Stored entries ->
● ● ● ● ● ● ●

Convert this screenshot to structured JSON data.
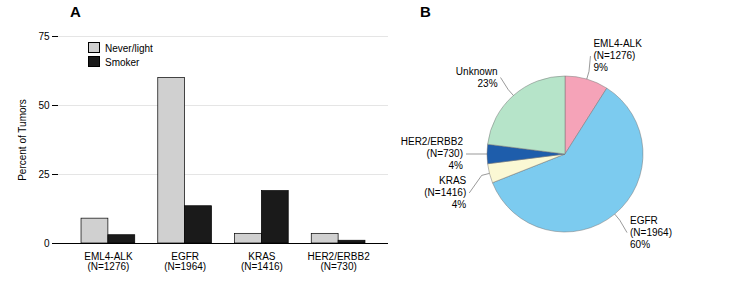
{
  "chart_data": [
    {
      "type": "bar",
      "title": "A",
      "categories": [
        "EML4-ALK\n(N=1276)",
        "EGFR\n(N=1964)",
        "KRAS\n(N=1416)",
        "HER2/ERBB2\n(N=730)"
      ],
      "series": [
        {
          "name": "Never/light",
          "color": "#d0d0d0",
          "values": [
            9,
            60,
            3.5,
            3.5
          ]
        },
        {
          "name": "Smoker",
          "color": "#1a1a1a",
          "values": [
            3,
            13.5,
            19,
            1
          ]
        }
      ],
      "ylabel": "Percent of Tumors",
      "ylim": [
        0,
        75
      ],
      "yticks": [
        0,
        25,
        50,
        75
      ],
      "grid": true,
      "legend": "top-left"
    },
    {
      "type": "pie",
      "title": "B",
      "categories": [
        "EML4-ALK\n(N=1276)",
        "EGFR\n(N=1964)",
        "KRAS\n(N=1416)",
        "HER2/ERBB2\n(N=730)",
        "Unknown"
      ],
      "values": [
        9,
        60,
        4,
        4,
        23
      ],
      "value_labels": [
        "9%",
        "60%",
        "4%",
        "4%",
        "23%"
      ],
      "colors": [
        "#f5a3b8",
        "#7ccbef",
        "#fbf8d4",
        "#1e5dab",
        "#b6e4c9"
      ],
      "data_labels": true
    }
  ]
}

● ● ● ● ● ● ●

What you will do ->
Set down each entry above word for word, without its pictures.

Exercise result ->
Convert this screenshot to structured JSON data.
{
  "chart_data": [
    {
      "type": "bar",
      "title": "A",
      "categories": [
        "EML4-ALK\n(N=1276)",
        "EGFR\n(N=1964)",
        "KRAS\n(N=1416)",
        "HER2/ERBB2\n(N=730)"
      ],
      "series": [
        {
          "name": "Never/light",
          "color": "#d0d0d0",
          "values": [
            9,
            60,
            3.5,
            3.5
          ]
        },
        {
          "name": "Smoker",
          "color": "#1a1a1a",
          "values": [
            3,
            13.5,
            19,
            1
          ]
        }
      ],
      "ylabel": "Percent of Tumors",
      "ylim": [
        0,
        75
      ],
      "yticks": [
        0,
        25,
        50,
        75
      ],
      "grid": true,
      "legend": "top-left"
    },
    {
      "type": "pie",
      "title": "B",
      "categories": [
        "EML4-ALK\n(N=1276)",
        "EGFR\n(N=1964)",
        "KRAS\n(N=1416)",
        "HER2/ERBB2\n(N=730)",
        "Unknown"
      ],
      "values": [
        9,
        60,
        4,
        4,
        23
      ],
      "value_labels": [
        "9%",
        "60%",
        "4%",
        "4%",
        "23%"
      ],
      "colors": [
        "#f5a3b8",
        "#7ccbef",
        "#fbf8d4",
        "#1e5dab",
        "#b6e4c9"
      ],
      "data_labels": true
    }
  ]
}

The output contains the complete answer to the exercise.